From the discussion of fork in the Windows Subsystem for Linux below, list each distinct function or system call it names, once each.

Extract provided
==========

Yes. That's one thing we spent considerable engineering effort on in this first version of the Windows Subsystem for Linux: We implement fork in the Windows kernel, along with the other POSIX and Linux syscalls.

This allows us to build a very efficient fork() and expose it to the GNU/Ubuntu user-mode apps via the fork(syscall).

We'll be publishing more details on this very soon.


Interesting! thanks. The original Unix fork() was found to be somewhat expensive in resources (a little surprising since it was the only way to create a child process), later there was vfork() (copy-on-write) (maybe innovated by BSD), and I read Linux's clone() does even better, though not looked into it in detail.


fork would copy the entire address space of the process, which was wasteful when you're usually going to just throw all of that memory away by calling exec. BSD added vfork to optimize the `if (fork() == 0) exec(...)` scenario, by not copying the memory, and just pausing and then borrowing memory from the parent, until exec is called. Modern operating systems use copy on write pages for fork, so instead of copying all of memory, you just need to copy the page tables.

==========

Data extract
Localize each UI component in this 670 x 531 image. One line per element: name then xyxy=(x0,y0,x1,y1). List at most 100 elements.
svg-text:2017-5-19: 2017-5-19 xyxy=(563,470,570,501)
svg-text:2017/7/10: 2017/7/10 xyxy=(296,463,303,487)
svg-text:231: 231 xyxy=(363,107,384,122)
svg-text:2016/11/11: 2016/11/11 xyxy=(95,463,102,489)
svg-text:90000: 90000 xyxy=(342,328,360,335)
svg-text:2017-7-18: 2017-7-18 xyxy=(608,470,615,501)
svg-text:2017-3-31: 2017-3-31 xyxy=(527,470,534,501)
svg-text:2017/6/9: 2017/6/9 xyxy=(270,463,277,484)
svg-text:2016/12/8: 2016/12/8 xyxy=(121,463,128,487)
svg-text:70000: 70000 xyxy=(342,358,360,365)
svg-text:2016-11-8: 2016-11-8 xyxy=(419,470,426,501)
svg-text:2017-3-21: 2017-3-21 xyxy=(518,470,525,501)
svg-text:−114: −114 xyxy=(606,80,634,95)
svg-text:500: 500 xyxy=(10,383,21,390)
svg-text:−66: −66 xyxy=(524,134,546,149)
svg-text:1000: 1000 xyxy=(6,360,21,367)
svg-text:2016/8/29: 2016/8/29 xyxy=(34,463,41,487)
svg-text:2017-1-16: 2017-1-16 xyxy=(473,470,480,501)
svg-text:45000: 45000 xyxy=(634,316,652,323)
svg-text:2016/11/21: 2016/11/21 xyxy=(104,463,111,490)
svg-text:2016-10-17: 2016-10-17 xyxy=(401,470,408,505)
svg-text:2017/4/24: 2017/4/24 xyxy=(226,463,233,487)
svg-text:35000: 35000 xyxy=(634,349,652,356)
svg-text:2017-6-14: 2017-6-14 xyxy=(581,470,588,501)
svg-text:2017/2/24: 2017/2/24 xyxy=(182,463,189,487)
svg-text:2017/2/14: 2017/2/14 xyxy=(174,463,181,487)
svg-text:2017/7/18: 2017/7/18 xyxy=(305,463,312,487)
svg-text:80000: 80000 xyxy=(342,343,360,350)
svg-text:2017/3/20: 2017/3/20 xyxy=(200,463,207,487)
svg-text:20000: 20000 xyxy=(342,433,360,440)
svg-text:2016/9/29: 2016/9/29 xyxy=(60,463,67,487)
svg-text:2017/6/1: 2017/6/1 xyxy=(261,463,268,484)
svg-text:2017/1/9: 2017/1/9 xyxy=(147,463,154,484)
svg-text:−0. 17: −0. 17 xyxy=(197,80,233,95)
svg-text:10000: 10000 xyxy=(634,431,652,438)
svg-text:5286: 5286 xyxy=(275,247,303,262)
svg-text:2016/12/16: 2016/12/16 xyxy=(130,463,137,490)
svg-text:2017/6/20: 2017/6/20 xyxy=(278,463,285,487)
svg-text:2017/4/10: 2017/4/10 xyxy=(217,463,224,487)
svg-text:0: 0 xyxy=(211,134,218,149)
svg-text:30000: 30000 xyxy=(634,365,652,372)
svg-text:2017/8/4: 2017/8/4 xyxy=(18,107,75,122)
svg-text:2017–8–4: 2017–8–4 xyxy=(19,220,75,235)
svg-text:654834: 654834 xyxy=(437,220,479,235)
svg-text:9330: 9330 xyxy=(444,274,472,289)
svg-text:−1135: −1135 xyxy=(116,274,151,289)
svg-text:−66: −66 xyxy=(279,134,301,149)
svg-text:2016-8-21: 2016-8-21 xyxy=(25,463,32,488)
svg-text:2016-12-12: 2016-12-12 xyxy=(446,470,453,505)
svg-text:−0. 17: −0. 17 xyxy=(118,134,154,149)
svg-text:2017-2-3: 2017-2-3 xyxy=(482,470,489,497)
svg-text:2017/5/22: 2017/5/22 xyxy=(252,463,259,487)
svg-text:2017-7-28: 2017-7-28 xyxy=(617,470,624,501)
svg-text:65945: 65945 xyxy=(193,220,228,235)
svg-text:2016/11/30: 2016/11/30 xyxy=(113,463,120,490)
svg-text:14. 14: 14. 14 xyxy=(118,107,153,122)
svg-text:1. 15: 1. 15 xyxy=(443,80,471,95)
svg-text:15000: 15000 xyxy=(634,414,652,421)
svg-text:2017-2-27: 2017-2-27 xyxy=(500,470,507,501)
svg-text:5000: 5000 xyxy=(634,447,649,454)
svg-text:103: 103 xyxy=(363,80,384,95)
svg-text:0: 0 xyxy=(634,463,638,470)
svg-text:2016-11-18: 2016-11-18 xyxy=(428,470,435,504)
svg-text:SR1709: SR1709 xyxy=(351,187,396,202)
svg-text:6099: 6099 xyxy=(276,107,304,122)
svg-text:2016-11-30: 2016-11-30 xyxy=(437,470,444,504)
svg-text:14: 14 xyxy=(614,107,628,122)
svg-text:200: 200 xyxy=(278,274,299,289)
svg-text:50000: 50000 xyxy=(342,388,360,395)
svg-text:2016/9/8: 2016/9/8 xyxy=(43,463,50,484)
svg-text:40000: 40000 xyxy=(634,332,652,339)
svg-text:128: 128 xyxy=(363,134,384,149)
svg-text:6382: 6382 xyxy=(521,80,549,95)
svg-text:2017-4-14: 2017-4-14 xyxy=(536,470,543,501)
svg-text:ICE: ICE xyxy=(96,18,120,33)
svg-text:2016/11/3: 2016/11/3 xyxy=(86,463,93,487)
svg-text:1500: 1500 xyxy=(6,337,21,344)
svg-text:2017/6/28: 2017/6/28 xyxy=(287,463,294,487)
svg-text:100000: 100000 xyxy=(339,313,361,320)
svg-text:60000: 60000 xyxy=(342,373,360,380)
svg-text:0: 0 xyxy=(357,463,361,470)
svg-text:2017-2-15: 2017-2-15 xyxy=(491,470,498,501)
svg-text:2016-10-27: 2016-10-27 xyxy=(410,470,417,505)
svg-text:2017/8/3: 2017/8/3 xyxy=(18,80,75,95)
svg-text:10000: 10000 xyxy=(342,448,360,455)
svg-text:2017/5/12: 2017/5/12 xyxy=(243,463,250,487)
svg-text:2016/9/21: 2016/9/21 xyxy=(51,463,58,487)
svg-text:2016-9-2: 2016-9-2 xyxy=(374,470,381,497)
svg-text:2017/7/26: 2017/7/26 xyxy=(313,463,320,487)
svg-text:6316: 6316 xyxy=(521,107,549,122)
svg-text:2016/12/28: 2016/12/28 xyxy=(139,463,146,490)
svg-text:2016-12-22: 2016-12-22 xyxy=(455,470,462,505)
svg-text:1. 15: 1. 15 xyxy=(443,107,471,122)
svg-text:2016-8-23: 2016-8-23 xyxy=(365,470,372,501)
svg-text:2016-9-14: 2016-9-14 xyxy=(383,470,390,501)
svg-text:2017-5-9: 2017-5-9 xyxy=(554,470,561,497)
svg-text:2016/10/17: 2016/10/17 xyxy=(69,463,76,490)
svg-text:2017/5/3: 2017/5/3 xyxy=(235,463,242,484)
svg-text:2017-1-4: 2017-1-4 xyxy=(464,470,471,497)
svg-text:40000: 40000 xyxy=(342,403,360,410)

==========

Task response
fork, vfork, clone, exec